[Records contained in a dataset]
::::::

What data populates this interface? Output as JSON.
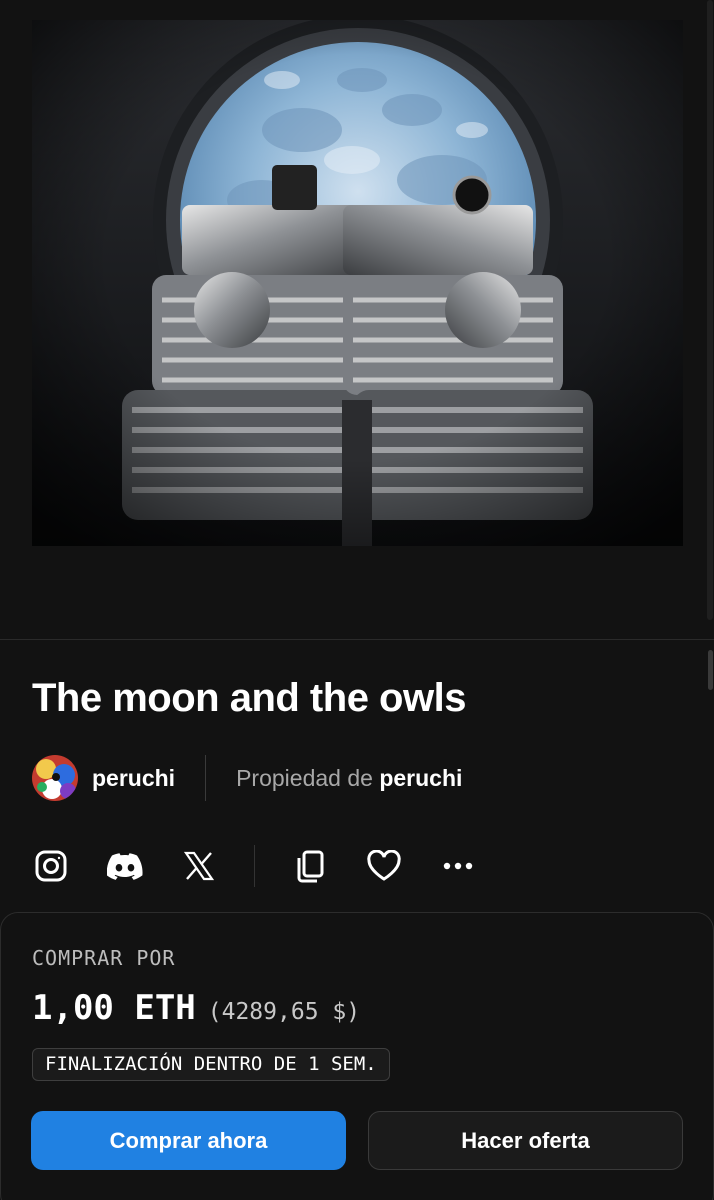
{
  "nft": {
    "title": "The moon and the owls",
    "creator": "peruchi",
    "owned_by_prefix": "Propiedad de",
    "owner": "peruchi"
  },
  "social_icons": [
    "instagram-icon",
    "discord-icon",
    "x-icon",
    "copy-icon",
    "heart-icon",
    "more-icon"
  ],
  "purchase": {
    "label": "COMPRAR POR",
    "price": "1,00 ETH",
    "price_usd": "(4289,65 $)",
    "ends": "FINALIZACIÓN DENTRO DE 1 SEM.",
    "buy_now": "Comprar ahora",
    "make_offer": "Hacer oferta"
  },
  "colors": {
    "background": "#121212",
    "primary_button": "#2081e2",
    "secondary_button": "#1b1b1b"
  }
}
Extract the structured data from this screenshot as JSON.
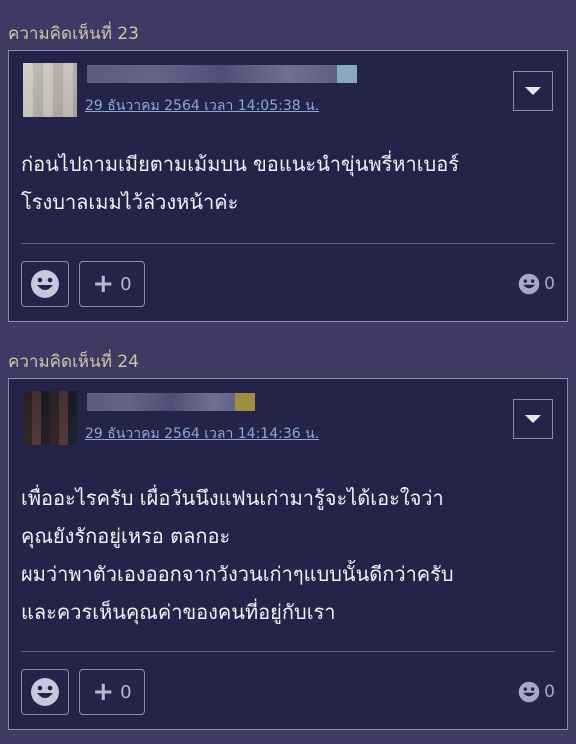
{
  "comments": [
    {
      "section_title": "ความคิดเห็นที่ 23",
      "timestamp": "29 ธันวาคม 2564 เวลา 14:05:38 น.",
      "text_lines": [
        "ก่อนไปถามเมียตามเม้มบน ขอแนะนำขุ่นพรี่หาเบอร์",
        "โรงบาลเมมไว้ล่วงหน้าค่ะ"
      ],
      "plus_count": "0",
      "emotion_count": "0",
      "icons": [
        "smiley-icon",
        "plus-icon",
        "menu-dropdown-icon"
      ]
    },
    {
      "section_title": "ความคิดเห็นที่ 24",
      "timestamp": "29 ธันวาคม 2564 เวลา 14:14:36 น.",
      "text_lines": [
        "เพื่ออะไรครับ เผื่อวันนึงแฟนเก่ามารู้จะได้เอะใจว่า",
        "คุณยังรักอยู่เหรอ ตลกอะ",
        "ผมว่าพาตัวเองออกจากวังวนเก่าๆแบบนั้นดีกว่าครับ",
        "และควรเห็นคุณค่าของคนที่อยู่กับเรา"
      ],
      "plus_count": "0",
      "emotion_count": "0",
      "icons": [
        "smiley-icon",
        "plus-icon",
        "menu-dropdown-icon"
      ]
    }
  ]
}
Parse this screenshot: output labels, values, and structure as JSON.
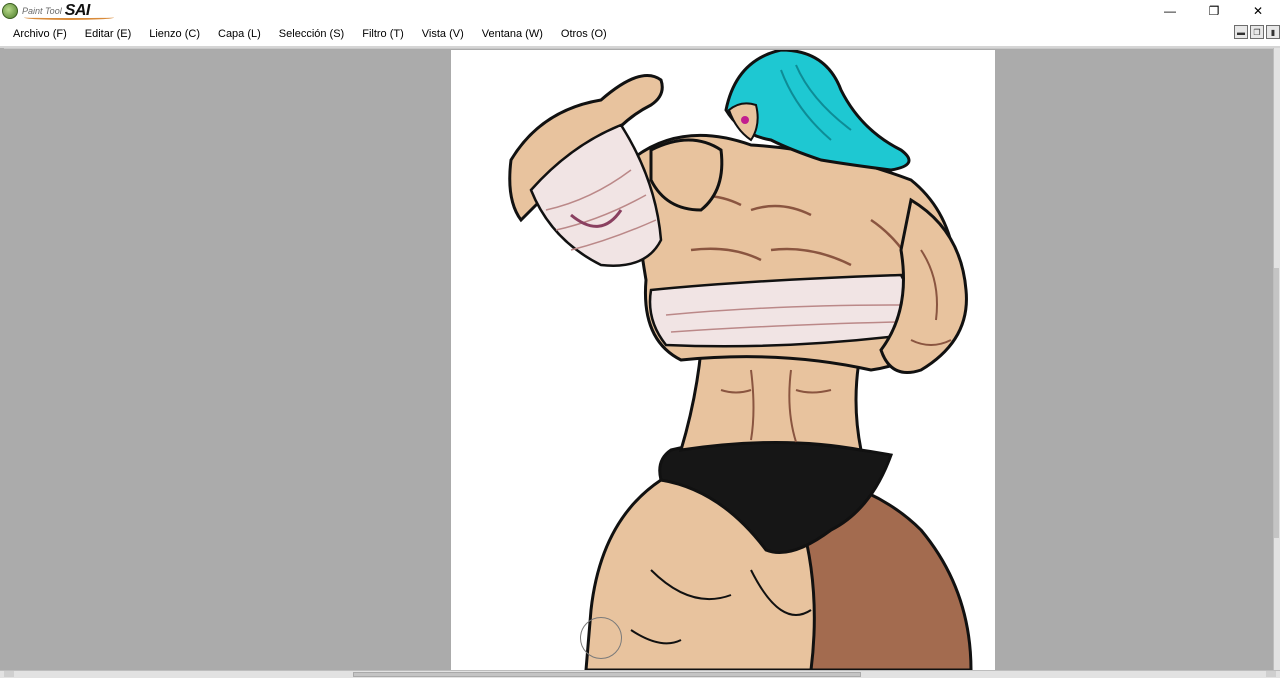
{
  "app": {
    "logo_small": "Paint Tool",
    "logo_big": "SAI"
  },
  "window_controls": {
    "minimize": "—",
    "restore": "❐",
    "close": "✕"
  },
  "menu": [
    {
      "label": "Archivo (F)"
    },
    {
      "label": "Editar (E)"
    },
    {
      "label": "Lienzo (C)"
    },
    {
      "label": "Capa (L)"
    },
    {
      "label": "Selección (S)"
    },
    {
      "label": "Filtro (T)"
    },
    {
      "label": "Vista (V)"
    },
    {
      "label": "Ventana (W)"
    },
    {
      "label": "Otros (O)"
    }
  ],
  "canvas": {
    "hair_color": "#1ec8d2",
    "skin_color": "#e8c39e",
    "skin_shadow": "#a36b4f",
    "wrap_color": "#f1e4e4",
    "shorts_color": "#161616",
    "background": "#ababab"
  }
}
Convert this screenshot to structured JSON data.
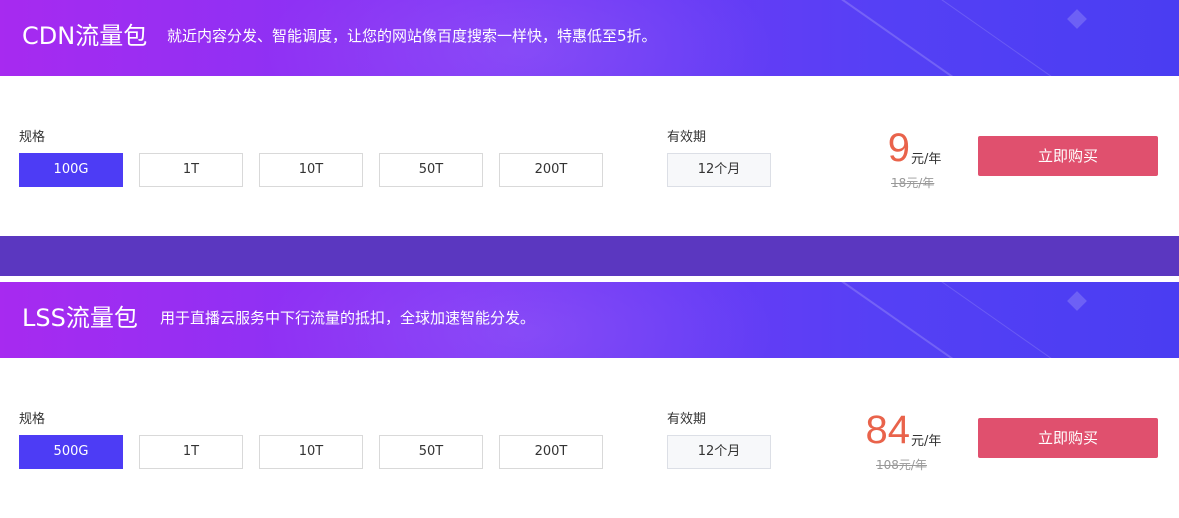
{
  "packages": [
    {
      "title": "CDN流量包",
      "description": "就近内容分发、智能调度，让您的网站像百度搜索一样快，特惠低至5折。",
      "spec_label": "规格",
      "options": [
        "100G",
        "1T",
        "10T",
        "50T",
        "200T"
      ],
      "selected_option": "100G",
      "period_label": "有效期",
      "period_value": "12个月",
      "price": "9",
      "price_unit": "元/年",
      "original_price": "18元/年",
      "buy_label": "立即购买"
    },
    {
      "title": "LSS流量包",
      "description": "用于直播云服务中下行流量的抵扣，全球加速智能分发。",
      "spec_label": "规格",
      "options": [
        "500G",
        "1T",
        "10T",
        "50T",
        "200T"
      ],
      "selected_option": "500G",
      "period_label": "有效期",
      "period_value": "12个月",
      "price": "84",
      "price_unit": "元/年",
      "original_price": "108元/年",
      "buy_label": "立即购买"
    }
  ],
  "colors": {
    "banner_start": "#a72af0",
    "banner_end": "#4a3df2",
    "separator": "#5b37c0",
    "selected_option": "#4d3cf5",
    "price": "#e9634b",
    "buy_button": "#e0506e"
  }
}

::::::

Set problem
Restate each entry word for word, leaving out any pictures.

Task output
What data populates this interface? Output as JSON.
{
  "nft": {
    "title": "The moon and the owls",
    "creator": "peruchi",
    "owned_by_prefix": "Propiedad de",
    "owner": "peruchi"
  },
  "social_icons": [
    "instagram-icon",
    "discord-icon",
    "x-icon",
    "copy-icon",
    "heart-icon",
    "more-icon"
  ],
  "purchase": {
    "label": "COMPRAR POR",
    "price": "1,00 ETH",
    "price_usd": "(4289,65 $)",
    "ends": "FINALIZACIÓN DENTRO DE 1 SEM.",
    "buy_now": "Comprar ahora",
    "make_offer": "Hacer oferta"
  },
  "colors": {
    "background": "#121212",
    "primary_button": "#2081e2",
    "secondary_button": "#1b1b1b"
  }
}
Extract the structured data from this screenshot as JSON.
{
  "comments": [
    {
      "section_title": "ความคิดเห็นที่ 23",
      "timestamp": "29 ธันวาคม 2564 เวลา 14:05:38 น.",
      "text_lines": [
        "ก่อนไปถามเมียตามเม้มบน ขอแนะนำขุ่นพรี่หาเบอร์",
        "โรงบาลเมมไว้ล่วงหน้าค่ะ"
      ],
      "plus_count": "0",
      "emotion_count": "0",
      "icons": [
        "smiley-icon",
        "plus-icon",
        "menu-dropdown-icon"
      ]
    },
    {
      "section_title": "ความคิดเห็นที่ 24",
      "timestamp": "29 ธันวาคม 2564 เวลา 14:14:36 น.",
      "text_lines": [
        "เพื่ออะไรครับ เผื่อวันนึงแฟนเก่ามารู้จะได้เอะใจว่า",
        "คุณยังรักอยู่เหรอ ตลกอะ",
        "ผมว่าพาตัวเองออกจากวังวนเก่าๆแบบนั้นดีกว่าครับ",
        "และควรเห็นคุณค่าของคนที่อยู่กับเรา"
      ],
      "plus_count": "0",
      "emotion_count": "0",
      "icons": [
        "smiley-icon",
        "plus-icon",
        "menu-dropdown-icon"
      ]
    }
  ]
}
Parse this screenshot: output labels, values, and structure as JSON.
{
  "app": {
    "logo_small": "Paint Tool",
    "logo_big": "SAI"
  },
  "window_controls": {
    "minimize": "—",
    "restore": "❐",
    "close": "✕"
  },
  "menu": [
    {
      "label": "Archivo (F)"
    },
    {
      "label": "Editar (E)"
    },
    {
      "label": "Lienzo (C)"
    },
    {
      "label": "Capa (L)"
    },
    {
      "label": "Selección (S)"
    },
    {
      "label": "Filtro (T)"
    },
    {
      "label": "Vista (V)"
    },
    {
      "label": "Ventana (W)"
    },
    {
      "label": "Otros (O)"
    }
  ],
  "canvas": {
    "hair_color": "#1ec8d2",
    "skin_color": "#e8c39e",
    "skin_shadow": "#a36b4f",
    "wrap_color": "#f1e4e4",
    "shorts_color": "#161616",
    "background": "#ababab"
  }
}
Convert this screenshot to structured JSON data.
{
  "packages": [
    {
      "title": "CDN流量包",
      "description": "就近内容分发、智能调度，让您的网站像百度搜索一样快，特惠低至5折。",
      "spec_label": "规格",
      "options": [
        "100G",
        "1T",
        "10T",
        "50T",
        "200T"
      ],
      "selected_option": "100G",
      "period_label": "有效期",
      "period_value": "12个月",
      "price": "9",
      "price_unit": "元/年",
      "original_price": "18元/年",
      "buy_label": "立即购买"
    },
    {
      "title": "LSS流量包",
      "description": "用于直播云服务中下行流量的抵扣，全球加速智能分发。",
      "spec_label": "规格",
      "options": [
        "500G",
        "1T",
        "10T",
        "50T",
        "200T"
      ],
      "selected_option": "500G",
      "period_label": "有效期",
      "period_value": "12个月",
      "price": "84",
      "price_unit": "元/年",
      "original_price": "108元/年",
      "buy_label": "立即购买"
    }
  ],
  "colors": {
    "banner_start": "#a72af0",
    "banner_end": "#4a3df2",
    "separator": "#5b37c0",
    "selected_option": "#4d3cf5",
    "price": "#e9634b",
    "buy_button": "#e0506e"
  }
}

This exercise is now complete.